→ **What is expected**
Retype each line of the material below word for word; pictures stay out.
[Start of section]
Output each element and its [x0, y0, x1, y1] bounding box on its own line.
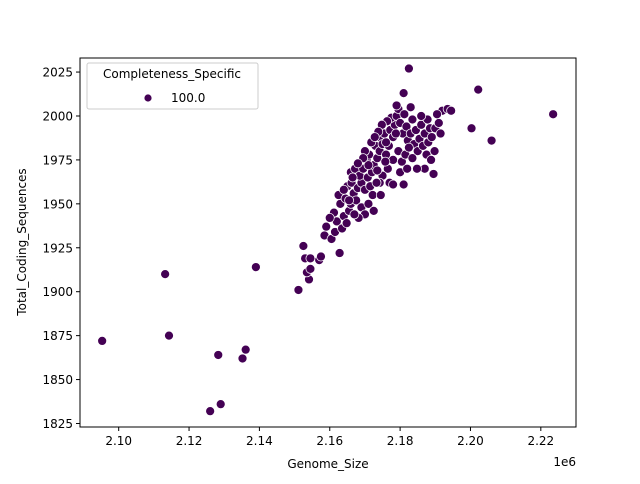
data-point	[164, 330, 174, 341]
x-tick-label: 2.10	[105, 434, 132, 448]
legend: Completeness_Specific 100.0	[86, 62, 259, 110]
data-point	[399, 109, 410, 120]
x-tick-label: 2.14	[246, 434, 273, 448]
legend-title: Completeness_Specific	[103, 67, 241, 81]
data-point	[371, 177, 382, 188]
data-point	[305, 253, 316, 264]
data-point	[344, 195, 354, 206]
data-point	[429, 146, 440, 157]
data-point	[293, 285, 304, 295]
data-point	[369, 132, 380, 142]
data-point	[401, 121, 412, 132]
data-point	[324, 213, 335, 223]
data-point	[402, 163, 413, 174]
data-point	[404, 63, 414, 74]
data-point	[367, 190, 378, 200]
data-point	[407, 114, 418, 125]
data-point	[372, 165, 383, 176]
data-point	[428, 169, 439, 179]
data-point	[398, 179, 409, 190]
data-point	[240, 344, 251, 355]
data-point	[391, 100, 402, 111]
data-point	[205, 406, 216, 417]
data-point	[548, 109, 559, 120]
data-point	[388, 179, 398, 190]
data-point	[353, 158, 363, 169]
data-point	[381, 137, 391, 148]
data-point	[446, 105, 456, 116]
y-tick-label: 2025	[42, 66, 73, 80]
x-axis-ticks: 2.10 2.12 2.14 2.16 2.18 2.20 2.22	[105, 427, 554, 448]
data-point	[426, 132, 437, 142]
data-point	[347, 172, 358, 183]
data-point	[432, 109, 442, 120]
y-tick-label: 1875	[42, 329, 73, 343]
y-tick-label: 1850	[42, 373, 73, 387]
data-point	[380, 156, 391, 167]
data-point	[473, 84, 484, 95]
data-point	[338, 184, 349, 195]
data-point	[334, 248, 345, 258]
data-point	[213, 350, 224, 360]
plot-frame	[79, 57, 577, 428]
y-tick-label: 1925	[42, 241, 73, 255]
data-point	[416, 111, 427, 121]
data-point	[368, 205, 379, 216]
data-point	[160, 269, 171, 280]
data-point	[363, 160, 374, 171]
legend-box	[86, 62, 259, 110]
data-point	[426, 155, 436, 165]
data-point	[433, 118, 444, 128]
legend-marker-icon	[143, 93, 153, 103]
data-point	[435, 128, 446, 139]
y-tick-label: 1950	[42, 197, 73, 211]
data-point	[305, 263, 316, 274]
data-point	[404, 142, 414, 153]
data-points	[97, 63, 559, 417]
data-point	[321, 221, 332, 232]
x-axis-label: Genome_Size	[287, 457, 368, 471]
data-point	[405, 102, 416, 113]
data-point	[407, 153, 418, 164]
data-point	[398, 88, 409, 99]
x-tick-label: 2.12	[176, 434, 203, 448]
legend-entry-label: 100.0	[171, 91, 205, 105]
y-tick-label: 1825	[42, 417, 73, 431]
data-point	[251, 262, 261, 272]
data-point	[298, 241, 309, 251]
data-point	[412, 163, 422, 174]
y-tick-label: 1900	[42, 285, 73, 299]
x-tick-label: 2.18	[387, 434, 414, 448]
data-point	[316, 251, 326, 262]
data-point	[97, 336, 108, 346]
data-point	[375, 190, 386, 200]
data-point	[363, 198, 374, 209]
y-axis-ticks: 1825 1850 1875 1900 1925 1950 1975 2000 2025	[42, 66, 80, 431]
data-point	[391, 128, 401, 139]
data-point	[341, 218, 352, 229]
x-tick-label: 2.20	[457, 434, 484, 448]
x-tick-label: 2.16	[316, 434, 343, 448]
data-point	[466, 123, 477, 134]
y-axis-label: Total_Coding_Sequences	[15, 168, 29, 316]
data-point	[486, 135, 497, 146]
y-tick-label: 1975	[42, 153, 73, 167]
x-tick-label: 2.22	[527, 434, 554, 448]
x-axis-offset-label: 1e6	[553, 455, 576, 469]
data-point	[349, 209, 360, 220]
y-tick-label: 2000	[42, 109, 73, 123]
data-point	[215, 399, 226, 410]
data-point	[237, 353, 248, 364]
[End of section]
→ **Solution for this problem**
Output each element and its [x0, y0, x1, y1] bounding box on its own line.
data-point	[164, 330, 174, 341]
x-tick-label: 2.10	[105, 434, 132, 448]
legend: Completeness_Specific 100.0	[86, 62, 259, 110]
data-point	[399, 109, 410, 120]
x-tick-label: 2.14	[246, 434, 273, 448]
legend-title: Completeness_Specific	[103, 67, 241, 81]
data-point	[371, 177, 382, 188]
data-point	[305, 253, 316, 264]
data-point	[344, 195, 354, 206]
data-point	[429, 146, 440, 157]
data-point	[293, 285, 304, 295]
data-point	[369, 132, 380, 142]
data-point	[401, 121, 412, 132]
data-point	[324, 213, 335, 223]
data-point	[402, 163, 413, 174]
data-point	[404, 63, 414, 74]
data-point	[367, 190, 378, 200]
data-point	[407, 114, 418, 125]
data-point	[372, 165, 383, 176]
data-point	[428, 169, 439, 179]
data-point	[398, 179, 409, 190]
data-point	[240, 344, 251, 355]
data-point	[391, 100, 402, 111]
data-point	[205, 406, 216, 417]
data-point	[548, 109, 559, 120]
data-point	[388, 179, 398, 190]
data-point	[353, 158, 363, 169]
data-point	[381, 137, 391, 148]
data-point	[446, 105, 456, 116]
y-tick-label: 2025	[42, 66, 73, 80]
x-axis-ticks: 2.10 2.12 2.14 2.16 2.18 2.20 2.22	[105, 427, 554, 448]
data-point	[426, 132, 437, 142]
data-point	[347, 172, 358, 183]
data-point	[432, 109, 442, 120]
y-tick-label: 1875	[42, 329, 73, 343]
y-tick-label: 1850	[42, 373, 73, 387]
data-point	[380, 156, 391, 167]
data-point	[473, 84, 484, 95]
data-point	[338, 184, 349, 195]
data-point	[334, 248, 345, 258]
data-point	[213, 350, 224, 360]
plot-frame	[79, 57, 577, 428]
y-tick-label: 1925	[42, 241, 73, 255]
data-point	[416, 111, 427, 121]
data-point	[368, 205, 379, 216]
data-point	[160, 269, 171, 280]
data-point	[363, 160, 374, 171]
legend-box	[86, 62, 259, 110]
data-point	[426, 155, 436, 165]
data-point	[433, 118, 444, 128]
legend-marker-icon	[143, 93, 153, 103]
data-point	[435, 128, 446, 139]
y-tick-label: 1950	[42, 197, 73, 211]
data-point	[305, 263, 316, 274]
data-point	[404, 142, 414, 153]
data-points	[97, 63, 559, 417]
data-point	[321, 221, 332, 232]
x-axis-label: Genome_Size	[287, 457, 368, 471]
data-point	[405, 102, 416, 113]
data-point	[407, 153, 418, 164]
data-point	[398, 88, 409, 99]
x-tick-label: 2.12	[176, 434, 203, 448]
legend-entry-label: 100.0	[171, 91, 205, 105]
y-tick-label: 1825	[42, 417, 73, 431]
data-point	[251, 262, 261, 272]
data-point	[298, 241, 309, 251]
data-point	[412, 163, 422, 174]
y-tick-label: 1900	[42, 285, 73, 299]
x-tick-label: 2.18	[387, 434, 414, 448]
data-point	[316, 251, 326, 262]
data-point	[97, 336, 108, 346]
data-point	[375, 190, 386, 200]
data-point	[363, 198, 374, 209]
y-axis-ticks: 1825 1850 1875 1900 1925 1950 1975 2000 2025	[42, 66, 80, 431]
data-point	[391, 128, 401, 139]
data-point	[341, 218, 352, 229]
x-tick-label: 2.20	[457, 434, 484, 448]
x-tick-label: 2.16	[316, 434, 343, 448]
data-point	[466, 123, 477, 134]
y-axis-label: Total_Coding_Sequences	[15, 168, 29, 316]
data-point	[486, 135, 497, 146]
y-tick-label: 1975	[42, 153, 73, 167]
x-tick-label: 2.22	[527, 434, 554, 448]
x-axis-offset-label: 1e6	[553, 455, 576, 469]
data-point	[349, 209, 360, 220]
y-tick-label: 2000	[42, 109, 73, 123]
data-point	[215, 399, 226, 410]
data-point	[237, 353, 248, 364]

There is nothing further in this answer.